* GIVEN INSTRUCTION *
Reproduce the data from its first line through the line containing "bar-segment bbox=[822, 473, 831, 601]", inclusive, substituting "legend-key" for every instance of "legend-swatch" and leaving everything else unchanged. Return only those lines.

########

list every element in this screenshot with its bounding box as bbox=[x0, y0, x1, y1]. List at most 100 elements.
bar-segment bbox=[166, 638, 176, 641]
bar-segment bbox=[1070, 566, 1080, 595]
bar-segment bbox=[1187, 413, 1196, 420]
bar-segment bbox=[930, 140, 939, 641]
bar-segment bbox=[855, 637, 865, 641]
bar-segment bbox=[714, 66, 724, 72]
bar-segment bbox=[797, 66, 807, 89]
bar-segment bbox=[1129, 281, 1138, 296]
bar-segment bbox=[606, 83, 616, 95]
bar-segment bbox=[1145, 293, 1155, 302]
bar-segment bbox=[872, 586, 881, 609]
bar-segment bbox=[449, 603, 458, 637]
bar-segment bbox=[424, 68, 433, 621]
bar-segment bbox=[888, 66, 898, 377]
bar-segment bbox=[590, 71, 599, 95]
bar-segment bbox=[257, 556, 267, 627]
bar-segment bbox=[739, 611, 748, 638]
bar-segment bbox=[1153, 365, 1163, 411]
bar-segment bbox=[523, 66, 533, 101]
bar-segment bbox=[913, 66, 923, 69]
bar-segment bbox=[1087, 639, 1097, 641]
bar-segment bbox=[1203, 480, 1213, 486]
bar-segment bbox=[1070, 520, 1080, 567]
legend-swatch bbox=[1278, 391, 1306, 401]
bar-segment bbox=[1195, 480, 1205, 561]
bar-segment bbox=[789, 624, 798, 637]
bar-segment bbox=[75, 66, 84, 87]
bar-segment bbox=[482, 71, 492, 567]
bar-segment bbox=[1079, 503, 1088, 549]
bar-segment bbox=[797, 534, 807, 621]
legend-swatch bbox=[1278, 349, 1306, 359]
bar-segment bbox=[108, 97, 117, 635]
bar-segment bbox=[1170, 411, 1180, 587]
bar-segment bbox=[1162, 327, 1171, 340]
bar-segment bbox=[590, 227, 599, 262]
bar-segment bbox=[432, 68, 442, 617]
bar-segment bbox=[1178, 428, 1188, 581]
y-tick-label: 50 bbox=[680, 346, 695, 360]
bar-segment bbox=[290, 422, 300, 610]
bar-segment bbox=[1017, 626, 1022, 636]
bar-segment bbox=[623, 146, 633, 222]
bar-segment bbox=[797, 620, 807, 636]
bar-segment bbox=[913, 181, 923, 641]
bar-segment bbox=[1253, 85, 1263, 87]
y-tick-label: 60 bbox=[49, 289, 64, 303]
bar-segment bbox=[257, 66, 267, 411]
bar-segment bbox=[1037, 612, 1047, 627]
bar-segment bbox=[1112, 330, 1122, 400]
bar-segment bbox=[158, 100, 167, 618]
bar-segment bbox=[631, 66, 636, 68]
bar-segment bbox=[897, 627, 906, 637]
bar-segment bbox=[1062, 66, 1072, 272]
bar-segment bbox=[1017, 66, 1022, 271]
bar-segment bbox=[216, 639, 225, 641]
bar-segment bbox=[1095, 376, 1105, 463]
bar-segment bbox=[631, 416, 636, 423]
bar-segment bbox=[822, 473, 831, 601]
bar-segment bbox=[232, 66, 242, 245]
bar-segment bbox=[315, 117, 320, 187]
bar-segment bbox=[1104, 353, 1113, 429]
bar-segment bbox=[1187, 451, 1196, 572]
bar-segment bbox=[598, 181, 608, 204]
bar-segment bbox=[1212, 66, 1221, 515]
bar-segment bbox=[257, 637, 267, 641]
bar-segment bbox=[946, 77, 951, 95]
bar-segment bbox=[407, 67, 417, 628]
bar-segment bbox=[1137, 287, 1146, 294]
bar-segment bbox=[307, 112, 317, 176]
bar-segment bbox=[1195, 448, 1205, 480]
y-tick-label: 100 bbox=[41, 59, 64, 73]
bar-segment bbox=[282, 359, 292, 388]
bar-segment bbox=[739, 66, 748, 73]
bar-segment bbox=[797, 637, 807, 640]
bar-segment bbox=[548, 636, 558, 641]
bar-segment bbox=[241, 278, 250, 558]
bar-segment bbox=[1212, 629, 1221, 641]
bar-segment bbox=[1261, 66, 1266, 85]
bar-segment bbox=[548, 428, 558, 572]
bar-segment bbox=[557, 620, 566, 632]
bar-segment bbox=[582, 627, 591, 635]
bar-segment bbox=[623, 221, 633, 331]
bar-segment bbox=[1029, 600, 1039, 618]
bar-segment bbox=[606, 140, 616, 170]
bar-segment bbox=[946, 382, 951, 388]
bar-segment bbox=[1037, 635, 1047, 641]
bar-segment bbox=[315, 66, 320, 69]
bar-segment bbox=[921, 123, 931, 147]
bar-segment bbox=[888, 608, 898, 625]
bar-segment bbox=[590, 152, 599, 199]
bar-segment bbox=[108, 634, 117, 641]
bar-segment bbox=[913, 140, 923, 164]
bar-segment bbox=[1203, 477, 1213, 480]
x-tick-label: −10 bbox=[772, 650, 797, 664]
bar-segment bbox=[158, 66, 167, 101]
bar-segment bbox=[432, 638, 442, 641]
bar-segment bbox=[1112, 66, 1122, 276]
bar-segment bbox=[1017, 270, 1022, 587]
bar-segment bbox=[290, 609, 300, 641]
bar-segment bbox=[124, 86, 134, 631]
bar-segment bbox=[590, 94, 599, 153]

########

* ANSWER TO THE PROBLEM *
list every element in this screenshot with its bounding box as bbox=[x0, y0, x1, y1]. List at most 100 elements.
bar-segment bbox=[166, 638, 176, 641]
bar-segment bbox=[1070, 566, 1080, 595]
bar-segment bbox=[1187, 413, 1196, 420]
bar-segment bbox=[930, 140, 939, 641]
bar-segment bbox=[855, 637, 865, 641]
bar-segment bbox=[714, 66, 724, 72]
bar-segment bbox=[797, 66, 807, 89]
bar-segment bbox=[1129, 281, 1138, 296]
bar-segment bbox=[606, 83, 616, 95]
bar-segment bbox=[1145, 293, 1155, 302]
bar-segment bbox=[872, 586, 881, 609]
bar-segment bbox=[449, 603, 458, 637]
bar-segment bbox=[424, 68, 433, 621]
bar-segment bbox=[888, 66, 898, 377]
bar-segment bbox=[590, 71, 599, 95]
bar-segment bbox=[257, 556, 267, 627]
bar-segment bbox=[739, 611, 748, 638]
bar-segment bbox=[1153, 365, 1163, 411]
bar-segment bbox=[523, 66, 533, 101]
bar-segment bbox=[913, 66, 923, 69]
bar-segment bbox=[1087, 639, 1097, 641]
bar-segment bbox=[1203, 480, 1213, 486]
bar-segment bbox=[1070, 520, 1080, 567]
legend-key bbox=[1278, 391, 1306, 401]
bar-segment bbox=[1195, 480, 1205, 561]
bar-segment bbox=[789, 624, 798, 637]
bar-segment bbox=[75, 66, 84, 87]
bar-segment bbox=[482, 71, 492, 567]
bar-segment bbox=[1079, 503, 1088, 549]
bar-segment bbox=[797, 534, 807, 621]
legend-key bbox=[1278, 349, 1306, 359]
bar-segment bbox=[108, 97, 117, 635]
bar-segment bbox=[1170, 411, 1180, 587]
bar-segment bbox=[1162, 327, 1171, 340]
bar-segment bbox=[590, 227, 599, 262]
bar-segment bbox=[432, 68, 442, 617]
bar-segment bbox=[1178, 428, 1188, 581]
y-tick-label: 50 bbox=[680, 346, 695, 360]
bar-segment bbox=[290, 422, 300, 610]
bar-segment bbox=[1017, 626, 1022, 636]
bar-segment bbox=[623, 146, 633, 222]
bar-segment bbox=[797, 620, 807, 636]
bar-segment bbox=[913, 181, 923, 641]
bar-segment bbox=[1253, 85, 1263, 87]
y-tick-label: 60 bbox=[49, 289, 64, 303]
bar-segment bbox=[257, 66, 267, 411]
bar-segment bbox=[1037, 612, 1047, 627]
bar-segment bbox=[1112, 330, 1122, 400]
bar-segment bbox=[158, 100, 167, 618]
bar-segment bbox=[631, 66, 636, 68]
bar-segment bbox=[897, 627, 906, 637]
bar-segment bbox=[1062, 66, 1072, 272]
bar-segment bbox=[1017, 66, 1022, 271]
bar-segment bbox=[216, 639, 225, 641]
bar-segment bbox=[1095, 376, 1105, 463]
bar-segment bbox=[631, 416, 636, 423]
bar-segment bbox=[822, 473, 831, 601]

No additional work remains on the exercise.